Exercise
The records below are to be repeated in full, exactly as they are.
--- start ---
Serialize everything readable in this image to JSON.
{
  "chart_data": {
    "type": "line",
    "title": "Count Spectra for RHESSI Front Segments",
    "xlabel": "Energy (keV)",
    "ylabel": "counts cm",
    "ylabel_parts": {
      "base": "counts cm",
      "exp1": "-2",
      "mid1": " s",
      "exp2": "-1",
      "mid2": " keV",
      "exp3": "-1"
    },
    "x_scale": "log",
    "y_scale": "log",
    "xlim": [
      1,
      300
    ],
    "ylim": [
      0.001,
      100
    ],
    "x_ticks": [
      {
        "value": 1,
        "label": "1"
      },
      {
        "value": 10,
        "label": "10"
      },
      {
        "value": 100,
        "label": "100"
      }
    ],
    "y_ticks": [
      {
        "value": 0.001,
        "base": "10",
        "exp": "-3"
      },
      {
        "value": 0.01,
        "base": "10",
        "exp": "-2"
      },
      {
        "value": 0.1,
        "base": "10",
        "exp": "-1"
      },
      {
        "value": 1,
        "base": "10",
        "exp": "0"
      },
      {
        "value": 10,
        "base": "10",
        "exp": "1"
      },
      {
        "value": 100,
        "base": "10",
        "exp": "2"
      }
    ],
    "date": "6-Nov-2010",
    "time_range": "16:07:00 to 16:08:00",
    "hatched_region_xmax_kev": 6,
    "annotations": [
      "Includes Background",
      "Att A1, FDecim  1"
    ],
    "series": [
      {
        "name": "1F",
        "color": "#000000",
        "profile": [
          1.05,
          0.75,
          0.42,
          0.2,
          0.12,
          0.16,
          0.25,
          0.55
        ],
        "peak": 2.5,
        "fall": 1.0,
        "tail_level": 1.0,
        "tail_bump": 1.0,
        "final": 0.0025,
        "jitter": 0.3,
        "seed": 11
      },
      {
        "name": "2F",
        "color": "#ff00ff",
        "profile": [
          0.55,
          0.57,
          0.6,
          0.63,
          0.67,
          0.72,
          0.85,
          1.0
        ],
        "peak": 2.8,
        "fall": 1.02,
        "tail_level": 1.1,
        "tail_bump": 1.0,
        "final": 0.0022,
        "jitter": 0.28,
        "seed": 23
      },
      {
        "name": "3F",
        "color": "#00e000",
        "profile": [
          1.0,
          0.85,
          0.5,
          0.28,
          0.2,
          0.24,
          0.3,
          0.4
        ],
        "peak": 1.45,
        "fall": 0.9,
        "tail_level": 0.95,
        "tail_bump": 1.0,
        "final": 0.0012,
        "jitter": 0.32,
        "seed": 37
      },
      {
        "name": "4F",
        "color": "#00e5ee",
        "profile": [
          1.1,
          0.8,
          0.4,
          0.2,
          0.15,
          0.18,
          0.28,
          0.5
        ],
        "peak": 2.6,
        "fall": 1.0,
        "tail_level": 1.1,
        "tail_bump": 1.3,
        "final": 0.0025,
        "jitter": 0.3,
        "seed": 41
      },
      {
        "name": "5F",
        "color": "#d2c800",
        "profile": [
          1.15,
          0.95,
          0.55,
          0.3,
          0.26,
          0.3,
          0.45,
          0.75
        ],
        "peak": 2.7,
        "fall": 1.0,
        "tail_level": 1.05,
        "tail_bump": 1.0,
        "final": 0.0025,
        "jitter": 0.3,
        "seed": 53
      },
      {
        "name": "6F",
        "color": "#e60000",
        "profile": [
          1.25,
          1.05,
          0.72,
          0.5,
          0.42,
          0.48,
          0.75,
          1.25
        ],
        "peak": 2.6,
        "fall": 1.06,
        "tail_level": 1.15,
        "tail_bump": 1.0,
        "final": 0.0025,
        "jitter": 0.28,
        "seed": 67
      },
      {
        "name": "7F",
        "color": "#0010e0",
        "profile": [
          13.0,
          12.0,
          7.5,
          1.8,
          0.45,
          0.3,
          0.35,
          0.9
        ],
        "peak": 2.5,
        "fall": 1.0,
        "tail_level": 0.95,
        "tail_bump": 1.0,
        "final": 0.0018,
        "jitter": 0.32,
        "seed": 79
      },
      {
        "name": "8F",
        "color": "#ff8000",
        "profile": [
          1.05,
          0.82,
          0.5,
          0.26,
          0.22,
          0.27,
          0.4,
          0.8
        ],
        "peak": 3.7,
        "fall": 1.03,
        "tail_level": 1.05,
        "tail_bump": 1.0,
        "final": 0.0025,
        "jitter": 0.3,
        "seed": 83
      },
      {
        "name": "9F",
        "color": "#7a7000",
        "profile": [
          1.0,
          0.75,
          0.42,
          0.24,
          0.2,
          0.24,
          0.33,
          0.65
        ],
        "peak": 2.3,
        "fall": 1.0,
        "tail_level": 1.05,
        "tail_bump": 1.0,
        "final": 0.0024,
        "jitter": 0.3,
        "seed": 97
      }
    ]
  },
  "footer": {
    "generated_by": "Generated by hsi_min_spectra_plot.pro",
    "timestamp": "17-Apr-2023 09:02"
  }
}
--- end ---
Answer to the exercise
Serialize everything readable in this image to JSON.
{
  "chart_data": {
    "type": "line",
    "title": "Count Spectra for RHESSI Front Segments",
    "xlabel": "Energy (keV)",
    "ylabel": "counts cm",
    "ylabel_parts": {
      "base": "counts cm",
      "exp1": "-2",
      "mid1": " s",
      "exp2": "-1",
      "mid2": " keV",
      "exp3": "-1"
    },
    "x_scale": "log",
    "y_scale": "log",
    "xlim": [
      1,
      300
    ],
    "ylim": [
      0.001,
      100
    ],
    "x_ticks": [
      {
        "value": 1,
        "label": "1"
      },
      {
        "value": 10,
        "label": "10"
      },
      {
        "value": 100,
        "label": "100"
      }
    ],
    "y_ticks": [
      {
        "value": 0.001,
        "base": "10",
        "exp": "-3"
      },
      {
        "value": 0.01,
        "base": "10",
        "exp": "-2"
      },
      {
        "value": 0.1,
        "base": "10",
        "exp": "-1"
      },
      {
        "value": 1,
        "base": "10",
        "exp": "0"
      },
      {
        "value": 10,
        "base": "10",
        "exp": "1"
      },
      {
        "value": 100,
        "base": "10",
        "exp": "2"
      }
    ],
    "date": "6-Nov-2010",
    "time_range": "16:07:00 to 16:08:00",
    "hatched_region_xmax_kev": 6,
    "annotations": [
      "Includes Background",
      "Att A1, FDecim  1"
    ],
    "series": [
      {
        "name": "1F",
        "color": "#000000",
        "profile": [
          1.05,
          0.75,
          0.42,
          0.2,
          0.12,
          0.16,
          0.25,
          0.55
        ],
        "peak": 2.5,
        "fall": 1.0,
        "tail_level": 1.0,
        "tail_bump": 1.0,
        "final": 0.0025,
        "jitter": 0.3,
        "seed": 11
      },
      {
        "name": "2F",
        "color": "#ff00ff",
        "profile": [
          0.55,
          0.57,
          0.6,
          0.63,
          0.67,
          0.72,
          0.85,
          1.0
        ],
        "peak": 2.8,
        "fall": 1.02,
        "tail_level": 1.1,
        "tail_bump": 1.0,
        "final": 0.0022,
        "jitter": 0.28,
        "seed": 23
      },
      {
        "name": "3F",
        "color": "#00e000",
        "profile": [
          1.0,
          0.85,
          0.5,
          0.28,
          0.2,
          0.24,
          0.3,
          0.4
        ],
        "peak": 1.45,
        "fall": 0.9,
        "tail_level": 0.95,
        "tail_bump": 1.0,
        "final": 0.0012,
        "jitter": 0.32,
        "seed": 37
      },
      {
        "name": "4F",
        "color": "#00e5ee",
        "profile": [
          1.1,
          0.8,
          0.4,
          0.2,
          0.15,
          0.18,
          0.28,
          0.5
        ],
        "peak": 2.6,
        "fall": 1.0,
        "tail_level": 1.1,
        "tail_bump": 1.3,
        "final": 0.0025,
        "jitter": 0.3,
        "seed": 41
      },
      {
        "name": "5F",
        "color": "#d2c800",
        "profile": [
          1.15,
          0.95,
          0.55,
          0.3,
          0.26,
          0.3,
          0.45,
          0.75
        ],
        "peak": 2.7,
        "fall": 1.0,
        "tail_level": 1.05,
        "tail_bump": 1.0,
        "final": 0.0025,
        "jitter": 0.3,
        "seed": 53
      },
      {
        "name": "6F",
        "color": "#e60000",
        "profile": [
          1.25,
          1.05,
          0.72,
          0.5,
          0.42,
          0.48,
          0.75,
          1.25
        ],
        "peak": 2.6,
        "fall": 1.06,
        "tail_level": 1.15,
        "tail_bump": 1.0,
        "final": 0.0025,
        "jitter": 0.28,
        "seed": 67
      },
      {
        "name": "7F",
        "color": "#0010e0",
        "profile": [
          13.0,
          12.0,
          7.5,
          1.8,
          0.45,
          0.3,
          0.35,
          0.9
        ],
        "peak": 2.5,
        "fall": 1.0,
        "tail_level": 0.95,
        "tail_bump": 1.0,
        "final": 0.0018,
        "jitter": 0.32,
        "seed": 79
      },
      {
        "name": "8F",
        "color": "#ff8000",
        "profile": [
          1.05,
          0.82,
          0.5,
          0.26,
          0.22,
          0.27,
          0.4,
          0.8
        ],
        "peak": 3.7,
        "fall": 1.03,
        "tail_level": 1.05,
        "tail_bump": 1.0,
        "final": 0.0025,
        "jitter": 0.3,
        "seed": 83
      },
      {
        "name": "9F",
        "color": "#7a7000",
        "profile": [
          1.0,
          0.75,
          0.42,
          0.24,
          0.2,
          0.24,
          0.33,
          0.65
        ],
        "peak": 2.3,
        "fall": 1.0,
        "tail_level": 1.05,
        "tail_bump": 1.0,
        "final": 0.0024,
        "jitter": 0.3,
        "seed": 97
      }
    ]
  },
  "footer": {
    "generated_by": "Generated by hsi_min_spectra_plot.pro",
    "timestamp": "17-Apr-2023 09:02"
  }
}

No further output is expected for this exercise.